**Extracted data entries**
────────────────────────────────────────

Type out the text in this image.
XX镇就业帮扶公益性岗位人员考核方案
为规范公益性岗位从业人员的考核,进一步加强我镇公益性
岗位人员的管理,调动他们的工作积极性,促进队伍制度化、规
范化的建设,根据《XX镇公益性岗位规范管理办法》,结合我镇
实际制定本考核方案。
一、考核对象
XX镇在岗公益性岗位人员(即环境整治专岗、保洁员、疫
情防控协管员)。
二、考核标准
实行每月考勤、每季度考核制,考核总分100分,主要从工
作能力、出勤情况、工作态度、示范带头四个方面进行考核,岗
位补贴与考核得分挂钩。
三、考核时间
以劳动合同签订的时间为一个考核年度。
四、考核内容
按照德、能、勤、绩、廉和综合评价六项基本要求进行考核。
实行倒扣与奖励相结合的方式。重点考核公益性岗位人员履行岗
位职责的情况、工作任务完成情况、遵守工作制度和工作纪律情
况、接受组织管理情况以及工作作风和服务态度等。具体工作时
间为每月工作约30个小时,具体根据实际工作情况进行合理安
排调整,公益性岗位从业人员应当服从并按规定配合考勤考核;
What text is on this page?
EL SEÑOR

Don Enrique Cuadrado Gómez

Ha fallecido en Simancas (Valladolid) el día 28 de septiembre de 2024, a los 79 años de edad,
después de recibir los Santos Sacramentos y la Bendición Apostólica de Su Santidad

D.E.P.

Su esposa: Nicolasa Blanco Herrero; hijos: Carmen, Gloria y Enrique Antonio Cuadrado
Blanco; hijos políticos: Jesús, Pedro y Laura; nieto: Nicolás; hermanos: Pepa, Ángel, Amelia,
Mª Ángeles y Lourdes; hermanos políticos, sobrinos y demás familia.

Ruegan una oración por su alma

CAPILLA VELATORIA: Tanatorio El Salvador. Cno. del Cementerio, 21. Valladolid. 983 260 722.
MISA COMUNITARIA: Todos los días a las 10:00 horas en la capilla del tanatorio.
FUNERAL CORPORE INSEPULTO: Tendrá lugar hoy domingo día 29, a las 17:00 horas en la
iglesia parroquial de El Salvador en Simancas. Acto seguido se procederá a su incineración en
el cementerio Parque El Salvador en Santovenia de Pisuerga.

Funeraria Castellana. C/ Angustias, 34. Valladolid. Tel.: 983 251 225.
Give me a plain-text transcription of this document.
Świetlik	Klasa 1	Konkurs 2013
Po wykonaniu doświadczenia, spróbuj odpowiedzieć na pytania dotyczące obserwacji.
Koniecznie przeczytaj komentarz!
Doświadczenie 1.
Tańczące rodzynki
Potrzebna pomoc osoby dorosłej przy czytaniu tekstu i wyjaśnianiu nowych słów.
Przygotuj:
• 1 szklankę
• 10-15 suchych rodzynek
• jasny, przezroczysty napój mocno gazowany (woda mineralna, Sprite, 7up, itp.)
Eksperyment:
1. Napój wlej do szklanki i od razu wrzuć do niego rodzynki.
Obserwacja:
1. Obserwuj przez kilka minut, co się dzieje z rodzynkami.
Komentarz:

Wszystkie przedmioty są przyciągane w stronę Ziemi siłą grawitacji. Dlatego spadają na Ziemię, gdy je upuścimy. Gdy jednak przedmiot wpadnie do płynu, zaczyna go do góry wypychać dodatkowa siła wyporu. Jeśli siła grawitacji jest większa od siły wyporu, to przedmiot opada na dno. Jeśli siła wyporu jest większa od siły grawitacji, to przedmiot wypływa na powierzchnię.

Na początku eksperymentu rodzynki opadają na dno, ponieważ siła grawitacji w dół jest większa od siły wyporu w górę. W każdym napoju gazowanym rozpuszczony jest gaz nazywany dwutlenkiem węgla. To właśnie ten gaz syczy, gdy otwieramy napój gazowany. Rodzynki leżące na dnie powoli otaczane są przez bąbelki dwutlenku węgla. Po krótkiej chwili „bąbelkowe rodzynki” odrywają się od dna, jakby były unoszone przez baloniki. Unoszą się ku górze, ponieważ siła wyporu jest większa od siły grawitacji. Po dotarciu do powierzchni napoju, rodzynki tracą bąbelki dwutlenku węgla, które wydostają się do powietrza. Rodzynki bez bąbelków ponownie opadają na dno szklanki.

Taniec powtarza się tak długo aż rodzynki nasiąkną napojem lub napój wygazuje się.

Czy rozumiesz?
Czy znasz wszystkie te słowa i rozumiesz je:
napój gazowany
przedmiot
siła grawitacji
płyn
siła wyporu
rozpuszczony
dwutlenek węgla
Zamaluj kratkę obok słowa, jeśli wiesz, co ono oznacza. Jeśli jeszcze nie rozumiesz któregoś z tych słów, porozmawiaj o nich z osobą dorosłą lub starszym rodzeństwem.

────────────────────────────────────────

**Job**
From the data above, extract every line in its exact form.

**Exercise output**
Type out the text in this image.
XX镇就业帮扶公益性岗位人员考核方案
为规范公益性岗位从业人员的考核,进一步加强我镇公益性
岗位人员的管理,调动他们的工作积极性,促进队伍制度化、规
范化的建设,根据《XX镇公益性岗位规范管理办法》,结合我镇
实际制定本考核方案。
一、考核对象
XX镇在岗公益性岗位人员(即环境整治专岗、保洁员、疫
情防控协管员)。
二、考核标准
实行每月考勤、每季度考核制,考核总分100分,主要从工
作能力、出勤情况、工作态度、示范带头四个方面进行考核,岗
位补贴与考核得分挂钩。
三、考核时间
以劳动合同签订的时间为一个考核年度。
四、考核内容
按照德、能、勤、绩、廉和综合评价六项基本要求进行考核。
实行倒扣与奖励相结合的方式。重点考核公益性岗位人员履行岗
位职责的情况、工作任务完成情况、遵守工作制度和工作纪律情
况、接受组织管理情况以及工作作风和服务态度等。具体工作时
间为每月工作约30个小时,具体根据实际工作情况进行合理安
排调整,公益性岗位从业人员应当服从并按规定配合考勤考核;
What text is on this page?
EL SEÑOR

Don Enrique Cuadrado Gómez

Ha fallecido en Simancas (Valladolid) el día 28 de septiembre de 2024, a los 79 años de edad,
después de recibir los Santos Sacramentos y la Bendición Apostólica de Su Santidad

D.E.P.

Su esposa: Nicolasa Blanco Herrero; hijos: Carmen, Gloria y Enrique Antonio Cuadrado
Blanco; hijos políticos: Jesús, Pedro y Laura; nieto: Nicolás; hermanos: Pepa, Ángel, Amelia,
Mª Ángeles y Lourdes; hermanos políticos, sobrinos y demás familia.

Ruegan una oración por su alma

CAPILLA VELATORIA: Tanatorio El Salvador. Cno. del Cementerio, 21. Valladolid. 983 260 722.
MISA COMUNITARIA: Todos los días a las 10:00 horas en la capilla del tanatorio.
FUNERAL CORPORE INSEPULTO: Tendrá lugar hoy domingo día 29, a las 17:00 horas en la
iglesia parroquial de El Salvador en Simancas. Acto seguido se procederá a su incineración en
el cementerio Parque El Salvador en Santovenia de Pisuerga.

Funeraria Castellana. C/ Angustias, 34. Valladolid. Tel.: 983 251 225.
Give me a plain-text transcription of this document.
Świetlik	Klasa 1	Konkurs 2013
Po wykonaniu doświadczenia, spróbuj odpowiedzieć na pytania dotyczące obserwacji.
Koniecznie przeczytaj komentarz!
Doświadczenie 1.
Tańczące rodzynki
Potrzebna pomoc osoby dorosłej przy czytaniu tekstu i wyjaśnianiu nowych słów.
Przygotuj:
• 1 szklankę
• 10-15 suchych rodzynek
• jasny, przezroczysty napój mocno gazowany (woda mineralna, Sprite, 7up, itp.)
Eksperyment:
1. Napój wlej do szklanki i od razu wrzuć do niego rodzynki.
Obserwacja:
1. Obserwuj przez kilka minut, co się dzieje z rodzynkami.
Komentarz:

Wszystkie przedmioty są przyciągane w stronę Ziemi siłą grawitacji. Dlatego spadają na Ziemię, gdy je upuścimy. Gdy jednak przedmiot wpadnie do płynu, zaczyna go do góry wypychać dodatkowa siła wyporu. Jeśli siła grawitacji jest większa od siły wyporu, to przedmiot opada na dno. Jeśli siła wyporu jest większa od siły grawitacji, to przedmiot wypływa na powierzchnię.

Na początku eksperymentu rodzynki opadają na dno, ponieważ siła grawitacji w dół jest większa od siły wyporu w górę. W każdym napoju gazowanym rozpuszczony jest gaz nazywany dwutlenkiem węgla. To właśnie ten gaz syczy, gdy otwieramy napój gazowany. Rodzynki leżące na dnie powoli otaczane są przez bąbelki dwutlenku węgla. Po krótkiej chwili „bąbelkowe rodzynki” odrywają się od dna, jakby były unoszone przez baloniki. Unoszą się ku górze, ponieważ siła wyporu jest większa od siły grawitacji. Po dotarciu do powierzchni napoju, rodzynki tracą bąbelki dwutlenku węgla, które wydostają się do powietrza. Rodzynki bez bąbelków ponownie opadają na dno szklanki.

Taniec powtarza się tak długo aż rodzynki nasiąkną napojem lub napój wygazuje się.

Czy rozumiesz?
Czy znasz wszystkie te słowa i rozumiesz je:
napój gazowany
przedmiot
siła grawitacji
płyn
siła wyporu
rozpuszczony
dwutlenek węgla
Zamaluj kratkę obok słowa, jeśli wiesz, co ono oznacza. Jeśli jeszcze nie rozumiesz któregoś z tych słów, porozmawiaj o nich z osobą dorosłą lub starszym rodzeństwem.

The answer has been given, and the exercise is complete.